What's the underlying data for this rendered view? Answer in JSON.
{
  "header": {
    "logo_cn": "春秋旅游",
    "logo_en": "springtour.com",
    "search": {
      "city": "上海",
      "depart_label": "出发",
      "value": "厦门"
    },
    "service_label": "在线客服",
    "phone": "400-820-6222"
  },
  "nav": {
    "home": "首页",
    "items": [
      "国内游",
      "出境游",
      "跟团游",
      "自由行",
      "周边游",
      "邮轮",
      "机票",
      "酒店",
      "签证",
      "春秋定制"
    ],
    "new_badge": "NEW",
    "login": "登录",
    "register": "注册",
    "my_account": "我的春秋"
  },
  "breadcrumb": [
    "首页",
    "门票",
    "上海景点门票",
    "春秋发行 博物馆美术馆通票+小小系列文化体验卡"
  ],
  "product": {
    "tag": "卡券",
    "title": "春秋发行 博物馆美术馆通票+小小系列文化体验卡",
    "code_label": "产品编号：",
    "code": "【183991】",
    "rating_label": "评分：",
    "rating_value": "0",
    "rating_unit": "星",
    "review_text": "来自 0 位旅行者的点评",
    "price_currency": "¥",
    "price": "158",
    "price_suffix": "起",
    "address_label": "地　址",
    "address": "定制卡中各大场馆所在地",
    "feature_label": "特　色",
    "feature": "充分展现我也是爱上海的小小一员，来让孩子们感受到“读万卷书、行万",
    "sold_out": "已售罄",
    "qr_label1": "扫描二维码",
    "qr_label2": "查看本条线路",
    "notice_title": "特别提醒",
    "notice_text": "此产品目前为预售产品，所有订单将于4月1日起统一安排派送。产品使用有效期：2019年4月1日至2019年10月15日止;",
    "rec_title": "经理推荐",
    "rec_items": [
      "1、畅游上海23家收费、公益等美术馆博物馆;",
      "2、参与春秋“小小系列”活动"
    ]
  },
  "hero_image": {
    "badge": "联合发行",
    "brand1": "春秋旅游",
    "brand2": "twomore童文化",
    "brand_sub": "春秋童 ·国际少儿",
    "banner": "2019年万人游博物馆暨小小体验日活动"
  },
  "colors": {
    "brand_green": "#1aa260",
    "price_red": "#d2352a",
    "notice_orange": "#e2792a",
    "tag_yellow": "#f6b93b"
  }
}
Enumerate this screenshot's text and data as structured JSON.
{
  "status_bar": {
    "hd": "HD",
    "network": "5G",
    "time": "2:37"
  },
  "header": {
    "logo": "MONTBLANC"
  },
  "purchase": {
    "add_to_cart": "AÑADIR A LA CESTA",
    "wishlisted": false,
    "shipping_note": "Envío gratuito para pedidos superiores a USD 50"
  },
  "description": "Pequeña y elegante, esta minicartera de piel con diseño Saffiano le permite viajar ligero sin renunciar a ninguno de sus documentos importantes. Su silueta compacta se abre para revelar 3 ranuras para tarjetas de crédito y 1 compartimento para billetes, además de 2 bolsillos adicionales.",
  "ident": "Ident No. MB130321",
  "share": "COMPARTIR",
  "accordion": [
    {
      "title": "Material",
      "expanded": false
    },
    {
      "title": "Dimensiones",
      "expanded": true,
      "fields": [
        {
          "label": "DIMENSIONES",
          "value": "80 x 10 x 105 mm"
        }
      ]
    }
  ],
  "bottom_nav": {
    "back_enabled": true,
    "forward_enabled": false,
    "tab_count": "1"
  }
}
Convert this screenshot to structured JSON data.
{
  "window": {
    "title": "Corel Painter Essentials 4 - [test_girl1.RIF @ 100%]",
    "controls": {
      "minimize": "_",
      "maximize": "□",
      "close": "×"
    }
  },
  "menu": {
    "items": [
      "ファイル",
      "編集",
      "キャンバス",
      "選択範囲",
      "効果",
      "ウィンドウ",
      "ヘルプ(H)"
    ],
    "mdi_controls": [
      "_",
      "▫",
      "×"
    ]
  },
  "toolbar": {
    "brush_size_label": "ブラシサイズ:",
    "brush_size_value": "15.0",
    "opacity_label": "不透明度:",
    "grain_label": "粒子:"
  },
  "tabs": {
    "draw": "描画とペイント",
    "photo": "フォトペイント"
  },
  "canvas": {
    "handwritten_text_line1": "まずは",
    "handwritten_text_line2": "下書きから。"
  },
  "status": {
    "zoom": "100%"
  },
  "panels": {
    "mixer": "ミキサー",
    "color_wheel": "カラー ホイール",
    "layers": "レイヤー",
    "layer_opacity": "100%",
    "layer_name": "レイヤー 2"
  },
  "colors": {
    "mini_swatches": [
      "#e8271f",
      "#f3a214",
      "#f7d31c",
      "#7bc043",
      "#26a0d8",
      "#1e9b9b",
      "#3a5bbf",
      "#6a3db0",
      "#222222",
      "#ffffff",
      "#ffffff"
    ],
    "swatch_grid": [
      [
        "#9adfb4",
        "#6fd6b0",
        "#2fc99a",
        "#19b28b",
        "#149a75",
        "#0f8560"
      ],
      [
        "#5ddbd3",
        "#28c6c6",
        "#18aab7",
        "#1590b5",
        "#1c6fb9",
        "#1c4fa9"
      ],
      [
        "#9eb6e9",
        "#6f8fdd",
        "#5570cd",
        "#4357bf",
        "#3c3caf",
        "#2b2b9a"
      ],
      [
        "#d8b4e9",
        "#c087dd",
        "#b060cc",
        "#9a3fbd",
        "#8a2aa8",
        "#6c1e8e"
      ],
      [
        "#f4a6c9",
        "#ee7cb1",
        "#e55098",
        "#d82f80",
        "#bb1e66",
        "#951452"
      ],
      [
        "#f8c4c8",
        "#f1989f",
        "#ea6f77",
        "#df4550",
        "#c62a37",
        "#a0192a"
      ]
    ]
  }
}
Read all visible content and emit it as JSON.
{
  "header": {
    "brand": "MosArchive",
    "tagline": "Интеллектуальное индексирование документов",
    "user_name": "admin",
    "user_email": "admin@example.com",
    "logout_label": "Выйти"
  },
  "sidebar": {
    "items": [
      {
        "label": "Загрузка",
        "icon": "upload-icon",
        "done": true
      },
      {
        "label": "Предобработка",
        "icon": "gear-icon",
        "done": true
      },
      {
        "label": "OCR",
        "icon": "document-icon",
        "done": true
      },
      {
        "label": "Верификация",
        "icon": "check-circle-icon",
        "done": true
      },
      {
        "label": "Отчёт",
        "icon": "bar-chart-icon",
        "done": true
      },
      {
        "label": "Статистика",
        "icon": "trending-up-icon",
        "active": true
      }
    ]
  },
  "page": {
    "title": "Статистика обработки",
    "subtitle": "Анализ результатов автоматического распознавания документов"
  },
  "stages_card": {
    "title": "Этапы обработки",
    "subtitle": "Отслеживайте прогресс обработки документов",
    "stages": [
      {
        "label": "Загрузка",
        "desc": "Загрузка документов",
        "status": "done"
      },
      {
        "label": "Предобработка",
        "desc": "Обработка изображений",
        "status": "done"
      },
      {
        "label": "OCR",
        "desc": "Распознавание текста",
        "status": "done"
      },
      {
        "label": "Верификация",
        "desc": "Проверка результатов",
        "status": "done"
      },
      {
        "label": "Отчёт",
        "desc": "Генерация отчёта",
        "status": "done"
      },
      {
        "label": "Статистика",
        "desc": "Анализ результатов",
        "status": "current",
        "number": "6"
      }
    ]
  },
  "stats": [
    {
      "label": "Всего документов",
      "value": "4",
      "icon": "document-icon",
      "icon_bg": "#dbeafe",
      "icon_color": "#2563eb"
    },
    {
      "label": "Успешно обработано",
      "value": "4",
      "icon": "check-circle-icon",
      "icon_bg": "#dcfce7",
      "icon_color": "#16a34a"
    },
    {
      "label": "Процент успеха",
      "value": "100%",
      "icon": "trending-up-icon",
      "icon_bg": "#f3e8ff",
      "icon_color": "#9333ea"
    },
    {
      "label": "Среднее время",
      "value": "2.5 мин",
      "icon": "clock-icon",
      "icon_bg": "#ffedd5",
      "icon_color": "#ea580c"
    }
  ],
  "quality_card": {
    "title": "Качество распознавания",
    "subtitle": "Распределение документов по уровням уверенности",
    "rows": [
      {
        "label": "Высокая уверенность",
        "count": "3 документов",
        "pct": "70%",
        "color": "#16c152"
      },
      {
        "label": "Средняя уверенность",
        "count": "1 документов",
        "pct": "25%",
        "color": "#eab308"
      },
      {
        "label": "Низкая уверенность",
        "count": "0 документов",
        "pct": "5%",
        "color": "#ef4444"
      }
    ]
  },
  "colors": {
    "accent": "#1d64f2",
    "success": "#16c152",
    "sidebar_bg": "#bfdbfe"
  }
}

• To be done
Which lines of the material contain the string "check"? List each of them.

• Final answer
        "icon": "check-circle-icon",
      "icon": "check-circle-icon",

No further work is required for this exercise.